# Uber Employs Professor Alan Fels



## Super Uber Driver (Nov 27, 2015)

Professor Alan Fels will now lobby Australian Governments both State & Federal to accept ride share.
Uber is always one step ahead. Compliance will be dead in the water by the weekend. Common sense dictates lets wait till the OPT review. Brunch time & hit the road, & App on.


----------



## Homebrand Taxi (Mar 30, 2016)

He needs to be told the truth about Uber's treatment of drivers. As a man with something of a social conscience, he may find it more than a little disturbing that Uber drives prices down without facing competition. Imagine what they will do in Australia if they have actual competition. But you don't have to. Our American driver friends have should us already.


----------



## Instyle (Oct 18, 2014)

Homebrand Taxi said:


> He needs to be told the truth about Uber's treatment of drivers. As a man with something of a social conscience, he may find it more than a little disturbing that Uber drives prices down without facing competition. Imagine what they will do in Australia if they have actual competition. But you don't have to. Our American driver friends have should us already.


His pay check will subdue that social conscience $


----------



## Homebrand Taxi (Mar 30, 2016)

I err on the optimistic side on this. He is an advocate for competition as well as fairness. My dad (R.I.P) used to work with him.


----------



## Gilbert_Aus (Apr 10, 2016)

Oh the irony...

Talk about selling out. Uber has one of the WORST track records all around the world for treatment of its 'independent contractors' and so called 'partners'.

Don't think for a moment he has been hired to improve anything for drivers.

Whatever absurd amount they've paid him, it's most likely buying his influence to lobby (bully?) government.

I realise he is no longer with ACCC but in my eyes this completely undermines the credibility of the ACCC.


----------



## Gilbert_Aus (Apr 10, 2016)

Instyle should this be moved to the Australia forum?


----------



## Homebrand Taxi (Mar 30, 2016)

He has not heard any input from drivers, is yet to get an insider understanding of how the business works. He will.


----------



## Ubereater (Dec 25, 2015)

ACCC blocked iHail booking app, which is very good booking app BTW, from use by taxis and let the OTHER booking app run free ( breaking Transport Law, Predatory pricing etc..)

Ex ACCC Chief gets rewarded by the OTHER booking app...

Another Ex ACCC chap sits as a Head of TSC and does everything to make sure the OTHER booking app runs smoothly..

Bizzaro world..

WRITTEN REQUEST:
Extend the forum thread about Uber hiring Professor Alan Fels with further replies that follow on from its final post.

DATASET EXTRACT:
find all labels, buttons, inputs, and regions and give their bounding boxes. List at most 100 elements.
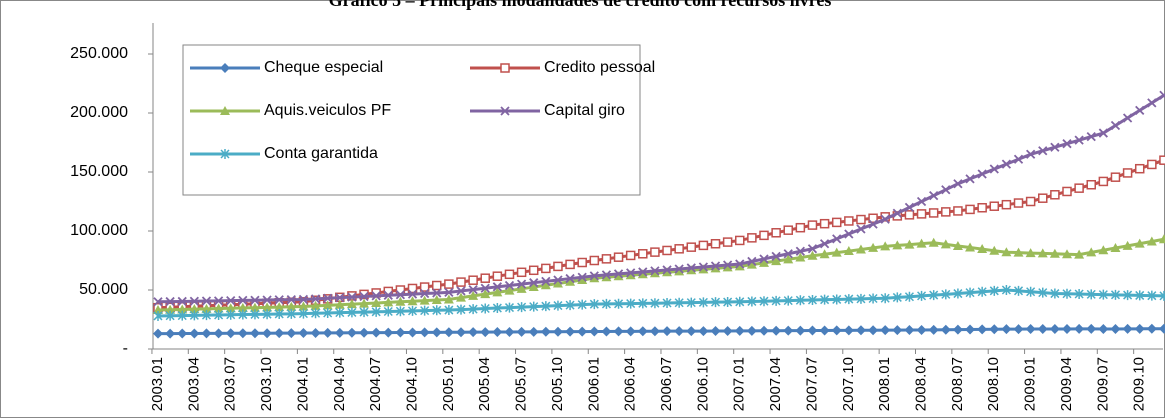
point: [274, 295, 284, 305]
point: [286, 301, 297, 311]
point: [601, 326, 612, 337]
y-tick-label: 150.000: [70, 163, 128, 180]
point: [189, 328, 200, 339]
x-tick-label: 2004.01: [294, 357, 311, 411]
point: [929, 190, 939, 201]
point: [201, 328, 212, 339]
x-tick-label: 2008.04: [913, 357, 930, 411]
point: [577, 272, 587, 282]
point: [1158, 234, 1165, 244]
point: [1013, 198, 1024, 208]
point: [928, 324, 939, 335]
point: [1074, 135, 1084, 145]
point: [347, 292, 357, 302]
point: [674, 266, 685, 276]
point: [662, 267, 673, 277]
point: [625, 326, 636, 337]
point: [759, 254, 769, 264]
point: [977, 324, 988, 335]
chart-title: Gráfico 5 – Principais modalidades de cr…: [329, 0, 832, 10]
point: [965, 324, 976, 335]
point: [1013, 285, 1024, 296]
point: [989, 164, 999, 174]
point: [346, 299, 357, 309]
point: [807, 220, 818, 230]
point: [565, 276, 576, 286]
x-tick-label: 2009.10: [1131, 357, 1148, 411]
point: [759, 296, 769, 307]
point: [783, 225, 793, 235]
point: [723, 260, 733, 270]
point: [249, 302, 260, 312]
point: [334, 299, 345, 309]
point: [952, 324, 963, 335]
point: [468, 285, 478, 295]
point: [929, 290, 939, 301]
point: [214, 310, 224, 321]
point: [1074, 249, 1085, 259]
point: [420, 288, 430, 299]
x-tick-label: 2006.07: [658, 357, 675, 411]
point: [601, 270, 612, 280]
point: [407, 283, 418, 294]
point: [1062, 139, 1072, 149]
x-tick-label: 2004.04: [331, 357, 348, 411]
point: [819, 239, 830, 249]
x-tick-label: 2009.07: [1094, 357, 1111, 411]
point: [856, 293, 866, 304]
point: [1001, 324, 1012, 335]
point: [795, 295, 805, 306]
x-tick-label: 2007.04: [767, 357, 784, 411]
point: [916, 196, 927, 207]
series-line: [157, 288, 1164, 318]
point: [868, 213, 878, 224]
point: [262, 295, 272, 305]
point: [262, 328, 273, 339]
point: [759, 230, 769, 241]
point: [977, 203, 987, 213]
point: [953, 288, 963, 299]
point: [383, 306, 393, 317]
point: [432, 288, 442, 298]
point: [359, 298, 370, 308]
point: [928, 208, 939, 218]
point: [298, 308, 308, 319]
point: [334, 327, 345, 338]
point: [322, 327, 333, 338]
point: [371, 327, 382, 338]
point: [735, 259, 745, 269]
point: [904, 291, 914, 302]
legend-label: Capital giro: [544, 102, 625, 119]
point: [383, 327, 394, 338]
y-tick-label: -: [123, 340, 128, 357]
point: [165, 304, 176, 314]
point: [468, 327, 479, 338]
point: [359, 291, 369, 302]
x-tick-label: 2007.10: [840, 357, 857, 411]
point: [698, 262, 709, 272]
point: [480, 289, 491, 299]
point: [371, 291, 381, 301]
point: [541, 301, 551, 312]
point: [468, 275, 478, 285]
point: [565, 273, 575, 284]
point: [1134, 238, 1145, 248]
point: [346, 327, 357, 338]
point: [165, 296, 175, 307]
point: [577, 274, 588, 284]
point: [941, 185, 951, 195]
point: [1110, 323, 1121, 334]
point: [1062, 186, 1072, 197]
point: [1038, 287, 1048, 298]
point: [335, 307, 345, 318]
point: [177, 310, 187, 321]
point: [662, 297, 672, 308]
legend-marker: [220, 106, 230, 115]
point: [686, 263, 696, 273]
point: [637, 269, 648, 279]
point: [359, 289, 369, 300]
point: [432, 280, 442, 291]
x-tick-label: 2008.01: [876, 357, 893, 411]
point: [1147, 290, 1157, 301]
legend-label: Aquis.veiculos PF: [264, 102, 391, 119]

WRITTEN REPLY:
----------



## Instyle (Oct 18, 2014)

Ubereater said:


> ACCC blocked iHail booking app, which is very good booking app BTW, from use by taxis and let the OTHER booking app run free ( breaking Transport Law, Predatory pricing etc..)
> 
> Ex ACCC Chief gets rewarded by the OTHER booking app...
> 
> ...


ACCC grants conditional authorisation to ihail taxi booking app

https://www.accc.gov.au/media-relea...ional-authorisation-to-ihail-taxi-booking-app


----------



## Ubereater (Dec 25, 2015)

^^ yap.. but it was a little too late, don't you think ?

http://www.abc.net.au/news/2015-10-...taxi-industry27s-uber-style-ihail-app/6847584

EDIT Funny how the OTHER booking app didn't ask for any ACCC "authorisation"


----------



## Instyle (Oct 18, 2014)

Ubereater said:


> ^^ yap.. but it was a little too late, don't you think ?
> 
> http://www.abc.net.au/news/2015-10-...taxi-industry27s-uber-style-ihail-app/6847584
> 
> EDIT Funny how the OTHER booking app didn't ask for any ACCC "authorisation"


Not too late, though I wonder if the media attention on iHail helped or hindered?


----------



## UXDriver (May 20, 2015)

Ubereater said:


> ^^ yap.. but it was a little too late, don't you think ?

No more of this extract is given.